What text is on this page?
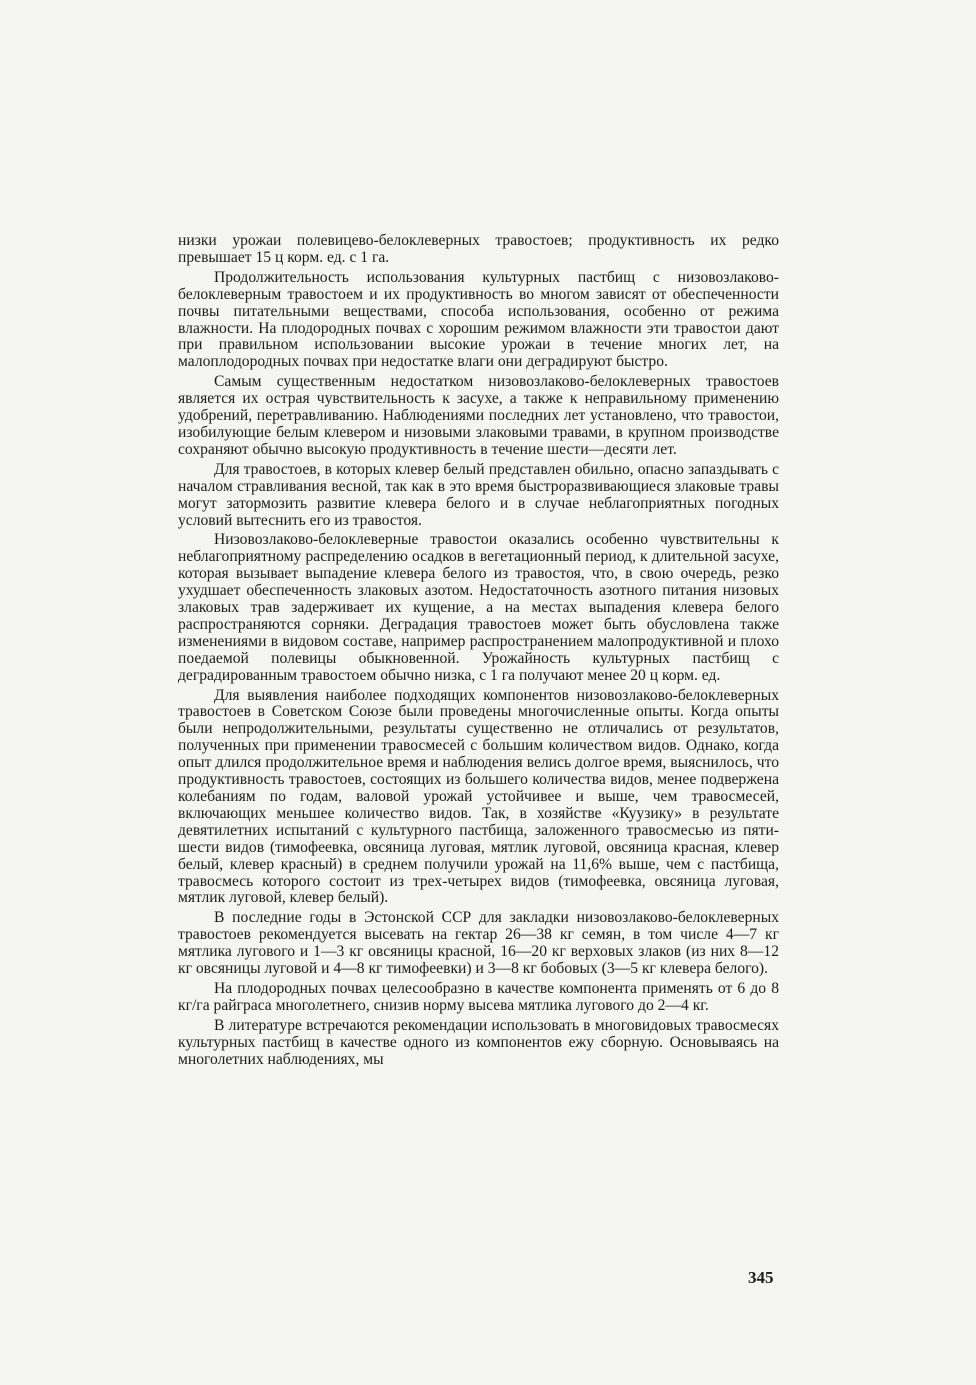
низки урожаи полевицево-белоклеверных травостоев; продуктивность их редко превышает 15 ц корм. ед. с 1 га.

Продолжительность использования культурных пастбищ с низовозлаково-белоклеверным травостоем и их продуктивность во многом зависят от обеспеченности почвы питательными веществами, способа использования, особенно от режима влажности. На плодородных почвах с хорошим режимом влажности эти травостои дают при правильном использовании высокие урожаи в течение многих лет, на малоплодородных почвах при недостатке влаги они деградируют быстро.

Самым существенным недостатком низовозлаково-белоклеверных травостоев является их острая чувствительность к засухе, а также к неправильному применению удобрений, перетравливанию. Наблюдениями последних лет установлено, что травостои, изобилующие белым клевером и низовыми злаковыми травами, в крупном производстве сохраняют обычно высокую продуктивность в течение шести—десяти лет.

Для травостоев, в которых клевер белый представлен обильно, опасно запаздывать с началом стравливания весной, так как в это время быстроразвивающиеся злаковые травы могут затормозить развитие клевера белого и в случае неблагоприятных погодных условий вытеснить его из травостоя.

Низовозлаково-белоклеверные травостои оказались особенно чувствительны к неблагоприятному распределению осадков в вегетационный период, к длительной засухе, которая вызывает выпадение клевера белого из травостоя, что, в свою очередь, резко ухудшает обеспеченность злаковых азотом. Недостаточность азотного питания низовых злаковых трав задерживает их кущение, а на местах выпадения клевера белого распространяются сорняки. Деградация травостоев может быть обусловлена также изменениями в видовом составе, например распространением малопродуктивной и плохо поедаемой полевицы обыкновенной. Урожайность культурных пастбищ с деградированным травостоем обычно низка, с 1 га получают менее 20 ц корм. ед.

Для выявления наиболее подходящих компонентов низовозлаково-белоклеверных травостоев в Советском Союзе были проведены многочисленные опыты. Когда опыты были непродолжительными, результаты существенно не отличались от результатов, полученных при применении травосмесей с большим количеством видов. Однако, когда опыт длился продолжительное время и наблюдения велись долгое время, выяснилось, что продуктивность травостоев, состоящих из большего количества видов, менее подвержена колебаниям по годам, валовой урожай устойчивее и выше, чем травосмесей, включающих меньшее количество видов. Так, в хозяйстве «Куузику» в результате девятилетних испытаний с культурного пастбища, заложенного травосмесью из пяти-шести видов (тимофеевка, овсяница луговая, мятлик луговой, овсяница красная, клевер белый, клевер красный) в среднем получили урожай на 11,6% выше, чем с пастбища, травосмесь которого состоит из трех-четырех видов (тимофеевка, овсяница луговая, мятлик луговой, клевер белый).

В последние годы в Эстонской ССР для закладки низовозлаково-белоклеверных травостоев рекомендуется высевать на гектар 26—38 кг семян, в том числе 4—7 кг мятлика лугового и 1—3 кг овсяницы красной, 16—20 кг верховых злаков (из них 8—12 кг овсяницы луговой и 4—8 кг тимофеевки) и 3—8 кг бобовых (3—5 кг клевера белого).

На плодородных почвах целесообразно в качестве компонента применять от 6 до 8 кг/га райграса многолетнего, снизив норму высева мятлика лугового до 2—4 кг.

В литературе встречаются рекомендации использовать в многовидовых травосмесях культурных пастбищ в качестве одного из компонентов ежу сборную. Основываясь на многолетних наблюдениях, мы

345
········
Report every line in the data above in which the word "лугового" appears.

В последние годы в Эстонской ССР для закладки низовозлаково-белоклеверных травостоев рекомендуется высевать на гектар 26—38 кг семян, в том числе 4—7 кг мятлика лугового и 1—3 кг овсяницы красной, 16—20 кг верховых злаков (из них 8—12 кг овсяницы луговой и 4—8 кг тимофеевки) и 3—8 кг бобовых (3—5 кг клевера белого).
На плодородных почвах целесообразно в качестве компонента применять от 6 до 8 кг/га райграса многолетнего, снизив норму высева мятлика лугового до 2—4 кг.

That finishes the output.